Stated task:
Only the number is wanted: how many lines contain the word "Address"?

Given information:

^^^^

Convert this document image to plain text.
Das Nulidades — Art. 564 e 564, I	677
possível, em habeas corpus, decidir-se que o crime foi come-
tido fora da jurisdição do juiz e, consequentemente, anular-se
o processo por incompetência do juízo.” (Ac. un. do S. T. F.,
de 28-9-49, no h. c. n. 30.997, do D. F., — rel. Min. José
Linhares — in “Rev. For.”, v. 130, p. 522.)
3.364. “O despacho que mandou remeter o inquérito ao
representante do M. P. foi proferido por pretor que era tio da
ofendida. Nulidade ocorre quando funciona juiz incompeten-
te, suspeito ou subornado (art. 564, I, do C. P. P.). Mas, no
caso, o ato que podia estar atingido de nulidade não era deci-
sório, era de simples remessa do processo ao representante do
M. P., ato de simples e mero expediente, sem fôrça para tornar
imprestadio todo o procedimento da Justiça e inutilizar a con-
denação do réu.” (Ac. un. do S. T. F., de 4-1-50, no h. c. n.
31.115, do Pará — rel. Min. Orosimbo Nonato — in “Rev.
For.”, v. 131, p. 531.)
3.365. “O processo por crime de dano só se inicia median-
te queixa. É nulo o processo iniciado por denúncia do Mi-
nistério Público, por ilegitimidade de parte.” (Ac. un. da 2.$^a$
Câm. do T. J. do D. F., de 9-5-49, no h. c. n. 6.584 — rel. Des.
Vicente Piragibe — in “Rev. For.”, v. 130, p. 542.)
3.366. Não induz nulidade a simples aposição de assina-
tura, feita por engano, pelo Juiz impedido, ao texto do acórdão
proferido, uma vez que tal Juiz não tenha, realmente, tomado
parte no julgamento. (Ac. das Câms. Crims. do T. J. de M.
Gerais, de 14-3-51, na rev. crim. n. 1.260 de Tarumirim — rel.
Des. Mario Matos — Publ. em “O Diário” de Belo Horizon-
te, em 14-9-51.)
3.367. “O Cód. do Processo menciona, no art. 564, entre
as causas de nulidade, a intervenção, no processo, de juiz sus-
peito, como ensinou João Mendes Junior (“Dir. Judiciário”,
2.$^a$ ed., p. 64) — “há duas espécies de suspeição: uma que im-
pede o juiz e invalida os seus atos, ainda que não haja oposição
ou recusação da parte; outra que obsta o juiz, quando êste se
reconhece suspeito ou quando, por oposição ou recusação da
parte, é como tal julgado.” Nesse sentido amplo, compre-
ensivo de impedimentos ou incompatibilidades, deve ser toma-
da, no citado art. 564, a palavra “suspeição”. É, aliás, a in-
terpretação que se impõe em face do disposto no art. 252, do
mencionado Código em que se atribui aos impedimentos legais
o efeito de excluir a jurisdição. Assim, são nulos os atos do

^^^^

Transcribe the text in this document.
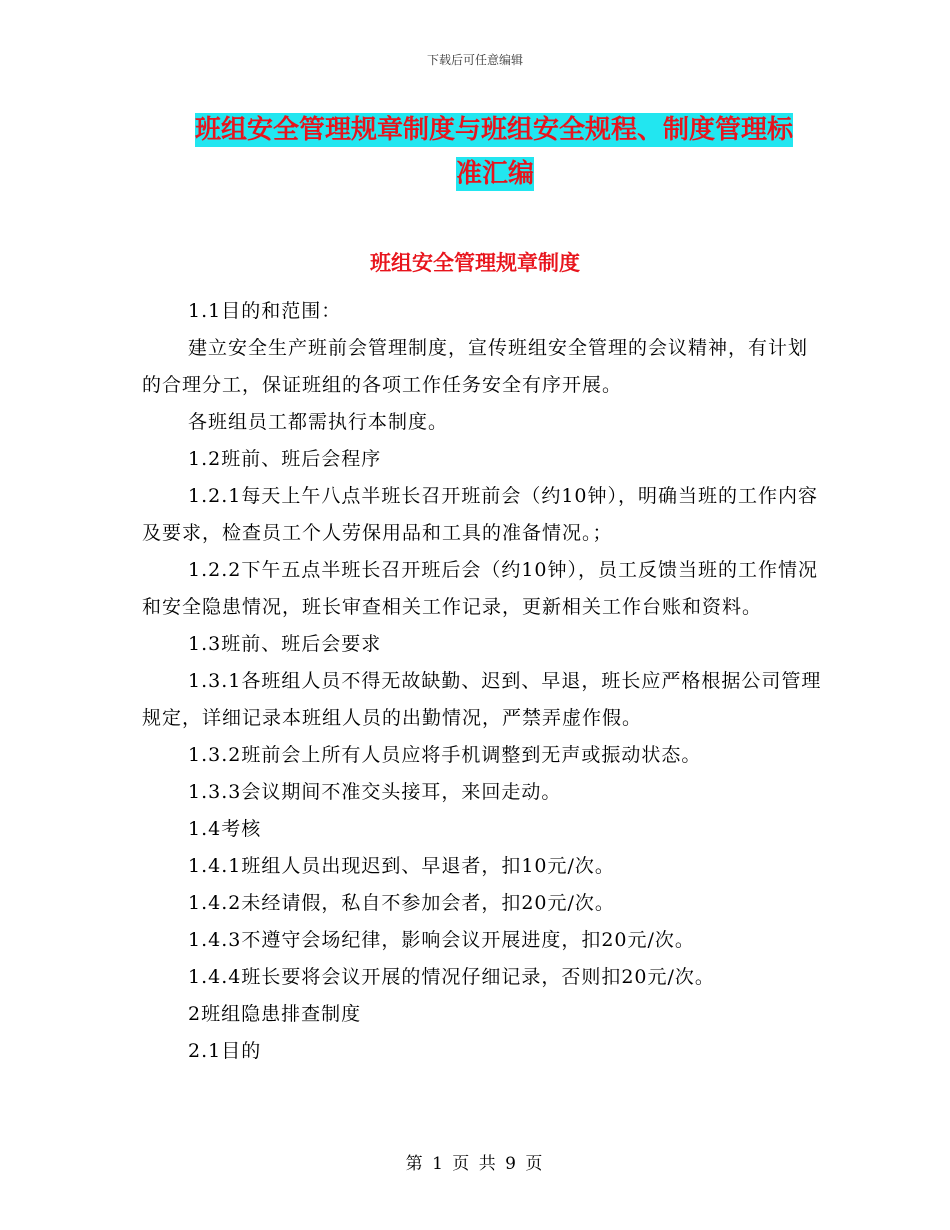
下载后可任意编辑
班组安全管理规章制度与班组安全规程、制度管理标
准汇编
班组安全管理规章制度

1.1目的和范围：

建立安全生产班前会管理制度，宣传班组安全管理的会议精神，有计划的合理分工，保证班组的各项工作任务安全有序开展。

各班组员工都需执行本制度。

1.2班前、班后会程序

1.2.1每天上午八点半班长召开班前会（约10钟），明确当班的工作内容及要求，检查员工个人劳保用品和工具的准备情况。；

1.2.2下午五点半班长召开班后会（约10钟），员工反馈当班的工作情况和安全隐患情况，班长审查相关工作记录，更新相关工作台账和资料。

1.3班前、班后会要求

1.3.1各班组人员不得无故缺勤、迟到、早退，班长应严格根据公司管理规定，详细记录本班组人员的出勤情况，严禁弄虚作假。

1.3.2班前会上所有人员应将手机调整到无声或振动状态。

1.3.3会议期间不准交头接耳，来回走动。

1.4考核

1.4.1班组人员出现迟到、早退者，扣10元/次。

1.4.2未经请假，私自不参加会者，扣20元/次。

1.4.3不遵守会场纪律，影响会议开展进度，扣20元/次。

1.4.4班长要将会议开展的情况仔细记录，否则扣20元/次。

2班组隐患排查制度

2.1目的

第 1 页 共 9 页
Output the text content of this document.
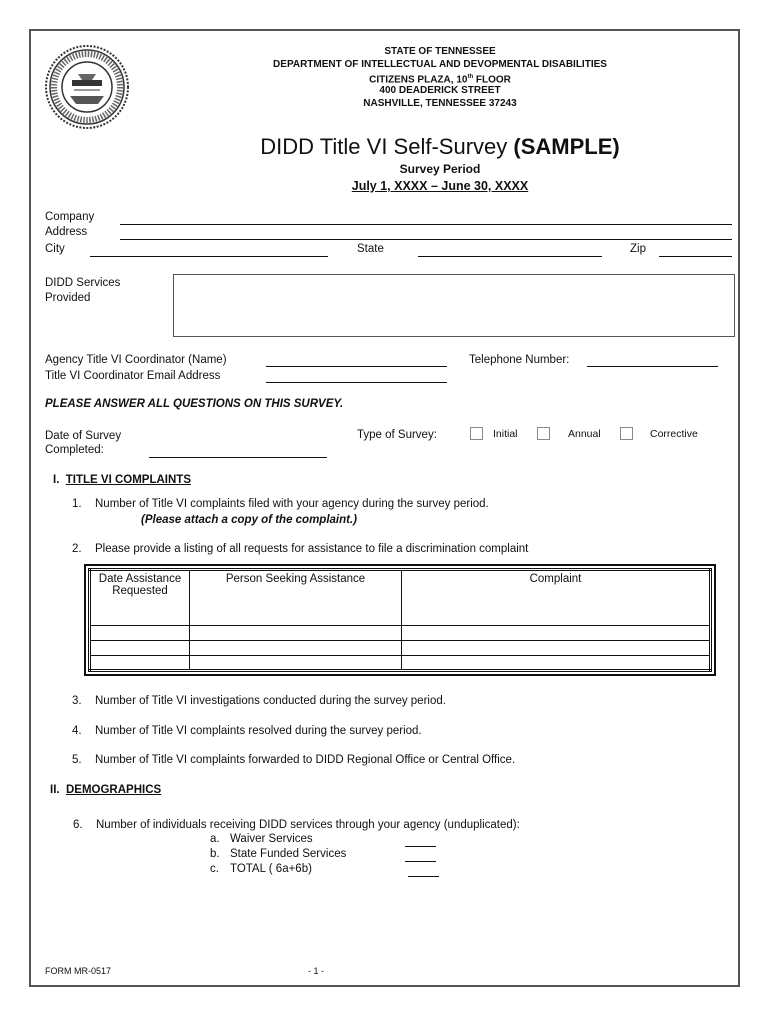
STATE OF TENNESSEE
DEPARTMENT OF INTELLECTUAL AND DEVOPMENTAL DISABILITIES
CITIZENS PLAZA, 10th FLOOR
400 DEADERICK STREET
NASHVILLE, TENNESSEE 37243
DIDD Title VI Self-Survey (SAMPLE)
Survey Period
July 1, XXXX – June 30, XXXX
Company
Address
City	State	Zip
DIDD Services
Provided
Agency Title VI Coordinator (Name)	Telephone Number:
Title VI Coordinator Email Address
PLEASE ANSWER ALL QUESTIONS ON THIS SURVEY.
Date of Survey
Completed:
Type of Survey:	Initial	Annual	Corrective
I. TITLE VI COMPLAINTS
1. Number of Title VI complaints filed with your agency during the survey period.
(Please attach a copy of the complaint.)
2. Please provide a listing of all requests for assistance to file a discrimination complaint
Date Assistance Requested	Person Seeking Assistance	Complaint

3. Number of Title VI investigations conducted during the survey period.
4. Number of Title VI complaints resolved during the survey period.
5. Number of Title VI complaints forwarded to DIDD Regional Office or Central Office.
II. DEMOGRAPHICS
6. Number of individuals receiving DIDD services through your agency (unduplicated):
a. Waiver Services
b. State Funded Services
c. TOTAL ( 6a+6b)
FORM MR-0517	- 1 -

^^^^

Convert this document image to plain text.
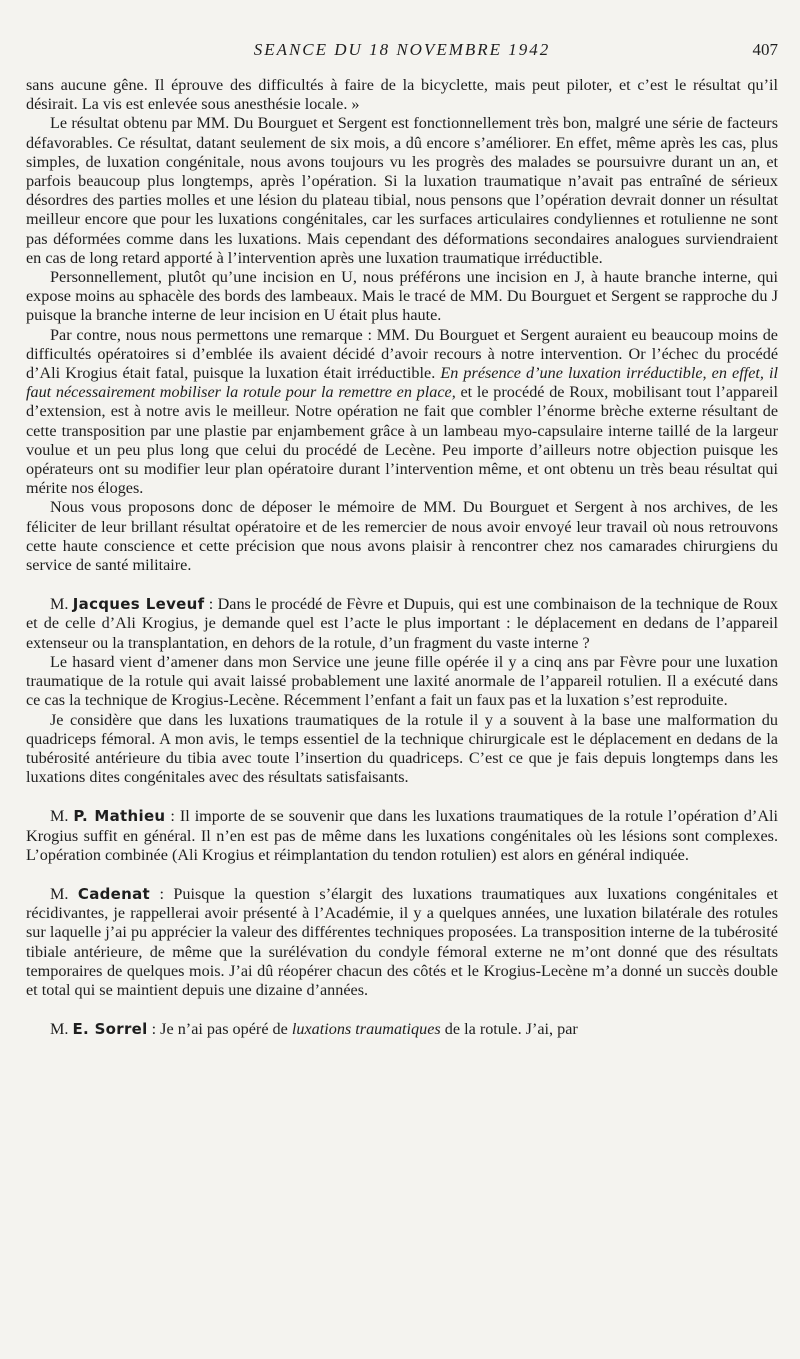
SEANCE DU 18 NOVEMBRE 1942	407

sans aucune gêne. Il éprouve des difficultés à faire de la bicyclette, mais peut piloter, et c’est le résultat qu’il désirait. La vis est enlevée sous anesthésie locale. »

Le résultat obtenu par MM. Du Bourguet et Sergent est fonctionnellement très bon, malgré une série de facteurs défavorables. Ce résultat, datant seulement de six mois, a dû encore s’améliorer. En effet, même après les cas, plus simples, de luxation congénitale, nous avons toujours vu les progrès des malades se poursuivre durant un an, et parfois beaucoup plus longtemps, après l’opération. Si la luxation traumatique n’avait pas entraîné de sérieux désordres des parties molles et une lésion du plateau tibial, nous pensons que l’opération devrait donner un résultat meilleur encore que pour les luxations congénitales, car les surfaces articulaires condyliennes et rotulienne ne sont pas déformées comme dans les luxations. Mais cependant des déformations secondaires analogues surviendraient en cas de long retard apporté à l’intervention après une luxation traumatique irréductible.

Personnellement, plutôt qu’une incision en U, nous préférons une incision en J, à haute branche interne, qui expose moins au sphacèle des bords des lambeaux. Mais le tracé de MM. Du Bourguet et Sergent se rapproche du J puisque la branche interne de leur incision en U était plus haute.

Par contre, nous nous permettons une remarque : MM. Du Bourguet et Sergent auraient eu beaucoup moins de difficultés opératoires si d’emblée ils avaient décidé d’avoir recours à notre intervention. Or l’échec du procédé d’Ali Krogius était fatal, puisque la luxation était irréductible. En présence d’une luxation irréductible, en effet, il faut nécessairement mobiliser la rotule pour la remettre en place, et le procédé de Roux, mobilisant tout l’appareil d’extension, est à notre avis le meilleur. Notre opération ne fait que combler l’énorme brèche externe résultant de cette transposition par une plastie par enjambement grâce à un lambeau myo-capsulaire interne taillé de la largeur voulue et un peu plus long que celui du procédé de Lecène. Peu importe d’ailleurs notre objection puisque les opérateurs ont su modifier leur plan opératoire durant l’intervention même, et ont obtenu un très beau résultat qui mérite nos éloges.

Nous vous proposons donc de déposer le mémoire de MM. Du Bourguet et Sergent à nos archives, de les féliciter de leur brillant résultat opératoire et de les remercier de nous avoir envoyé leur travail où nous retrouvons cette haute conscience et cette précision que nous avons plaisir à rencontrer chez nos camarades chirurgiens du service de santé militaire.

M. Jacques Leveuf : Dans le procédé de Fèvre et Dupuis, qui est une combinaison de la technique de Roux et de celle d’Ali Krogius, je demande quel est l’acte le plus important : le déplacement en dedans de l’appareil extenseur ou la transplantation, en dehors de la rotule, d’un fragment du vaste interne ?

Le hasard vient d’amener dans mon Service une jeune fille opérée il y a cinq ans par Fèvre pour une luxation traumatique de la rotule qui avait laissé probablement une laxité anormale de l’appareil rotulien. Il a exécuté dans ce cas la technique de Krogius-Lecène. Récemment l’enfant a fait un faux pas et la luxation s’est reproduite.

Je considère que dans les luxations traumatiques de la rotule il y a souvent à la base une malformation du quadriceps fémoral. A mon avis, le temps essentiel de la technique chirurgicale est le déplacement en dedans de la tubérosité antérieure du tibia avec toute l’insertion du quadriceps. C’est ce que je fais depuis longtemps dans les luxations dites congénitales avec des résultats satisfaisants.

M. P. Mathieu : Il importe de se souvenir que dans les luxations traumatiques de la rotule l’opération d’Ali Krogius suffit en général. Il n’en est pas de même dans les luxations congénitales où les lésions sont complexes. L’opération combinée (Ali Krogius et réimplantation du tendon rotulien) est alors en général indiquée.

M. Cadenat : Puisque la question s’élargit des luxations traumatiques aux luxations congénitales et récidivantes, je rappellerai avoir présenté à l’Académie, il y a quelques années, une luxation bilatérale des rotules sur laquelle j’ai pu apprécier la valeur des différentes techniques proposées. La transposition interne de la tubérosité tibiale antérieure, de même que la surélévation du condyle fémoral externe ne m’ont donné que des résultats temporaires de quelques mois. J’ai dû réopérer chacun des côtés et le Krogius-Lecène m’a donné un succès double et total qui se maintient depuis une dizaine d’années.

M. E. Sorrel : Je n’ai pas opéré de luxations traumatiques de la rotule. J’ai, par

^^^^

Solved exercise:
2